Work request 1:
Decide whether each statement agrees with the article on Manifest checking in Android ICS: (a) the app would not start on the ICS device in the office; (b) the ICS emulator also failed to run the app; (c) the app was tested on the new device at someone else's request. For each, answer yes or no and quote the deciding words.
Work request 2:
Write the next part of the article on Manifest checking in Android ICS, picking up after its last sentence.

Selected text:
= = = = = = =

Australian Technology

Beware stricter Manifest checking in Android ICS

Takeaway: Find out why your application is working fine in Gingerbread and on the Ice Cream Sandwich virtual machine, but why you cannot run it on an ICS physical device.

A device running Ice Cream Sandwich found its way into the office last week, and I took the opportunity to test an app that I’d made on the new device, for no other reason than that I could. This turned into an extended debugging session after the app refused to start. This was completely unexpected behaviour, as the ICS emulator had run the app with no issue.

= = = = = = =

Data to examine:

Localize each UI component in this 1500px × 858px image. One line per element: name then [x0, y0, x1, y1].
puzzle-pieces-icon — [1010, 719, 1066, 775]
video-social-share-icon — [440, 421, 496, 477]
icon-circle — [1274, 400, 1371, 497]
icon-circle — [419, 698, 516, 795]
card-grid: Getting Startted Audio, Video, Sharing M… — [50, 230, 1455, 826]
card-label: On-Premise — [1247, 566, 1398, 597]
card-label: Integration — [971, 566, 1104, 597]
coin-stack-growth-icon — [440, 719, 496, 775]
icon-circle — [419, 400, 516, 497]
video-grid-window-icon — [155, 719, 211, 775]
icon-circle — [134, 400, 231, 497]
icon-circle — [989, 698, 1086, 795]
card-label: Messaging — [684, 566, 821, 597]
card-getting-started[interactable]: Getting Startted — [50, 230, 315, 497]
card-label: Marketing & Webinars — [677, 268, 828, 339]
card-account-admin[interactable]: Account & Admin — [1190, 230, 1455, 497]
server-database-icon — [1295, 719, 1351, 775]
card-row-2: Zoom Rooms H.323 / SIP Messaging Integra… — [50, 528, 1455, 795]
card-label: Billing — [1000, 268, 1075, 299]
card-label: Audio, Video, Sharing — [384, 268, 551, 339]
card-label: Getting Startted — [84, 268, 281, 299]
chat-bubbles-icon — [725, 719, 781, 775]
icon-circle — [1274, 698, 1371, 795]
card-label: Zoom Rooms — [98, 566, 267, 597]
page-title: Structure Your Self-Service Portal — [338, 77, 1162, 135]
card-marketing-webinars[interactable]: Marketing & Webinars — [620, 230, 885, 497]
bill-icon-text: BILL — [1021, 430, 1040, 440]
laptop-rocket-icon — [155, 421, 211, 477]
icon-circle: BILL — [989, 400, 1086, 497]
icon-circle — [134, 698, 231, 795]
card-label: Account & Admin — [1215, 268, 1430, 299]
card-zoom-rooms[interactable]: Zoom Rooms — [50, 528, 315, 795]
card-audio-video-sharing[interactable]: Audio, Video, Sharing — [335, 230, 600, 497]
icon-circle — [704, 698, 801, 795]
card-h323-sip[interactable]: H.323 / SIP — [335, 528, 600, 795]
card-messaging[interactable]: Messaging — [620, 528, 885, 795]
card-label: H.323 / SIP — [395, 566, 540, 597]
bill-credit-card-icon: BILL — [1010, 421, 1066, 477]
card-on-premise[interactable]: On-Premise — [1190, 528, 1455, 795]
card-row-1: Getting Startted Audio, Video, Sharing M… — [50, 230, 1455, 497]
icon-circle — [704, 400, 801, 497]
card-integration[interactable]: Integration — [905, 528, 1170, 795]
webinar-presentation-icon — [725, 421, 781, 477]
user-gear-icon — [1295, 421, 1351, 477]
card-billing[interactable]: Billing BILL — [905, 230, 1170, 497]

= = = = = = =

Written response 1:
(a) Yes: "after the app refused to start"
(b) No: "the ICS emulator had run the app with no issue"
(c) No: "for no other reason than that I could"

Written response 2:
The error I was seeing was:


[2012-01-20 16:45:03 - EverlastingBrowserTest] Starting activity com.techrepublic.everlastingbrowser.Splash on device C1OKAS034590
[2012-01-20 16:45:04 - EverlastingBrowserTest] ActivityManager: Starting: Intent { act=android.intent.action.MAIN cat=[android.intent.category.LAUNCHER] cmp=com.techrepublic.everlastingbrowser/.Splash }
[2012-01-20 16:45:04 - EverlastingBrowserTest] ActivityManager: java.lang.SecurityException: Permission Denial: starting Intent { act=android.intent.action.MAIN cat=[android.intent.category.LAUNCHER] flg=0x10000000

After much angst, it turned out that I had a stray permission entry on my application in the Manifest file:


<?xml version="1.0" encoding="utf-8"?>
<manifest .... >
    <uses-sdk android:minSdkVersion="10" />
	<uses-permission android:name="android.permission.INTERNET" />
    <application
        android:icon="@drawable/ic_launcher"
        android:label="@string/app_name" android:permission="android.permission.INTERNET">
        ...
    </application>
</manifest>

The fix was to remove the offending android:permission=”android.permission.INTERNET” property.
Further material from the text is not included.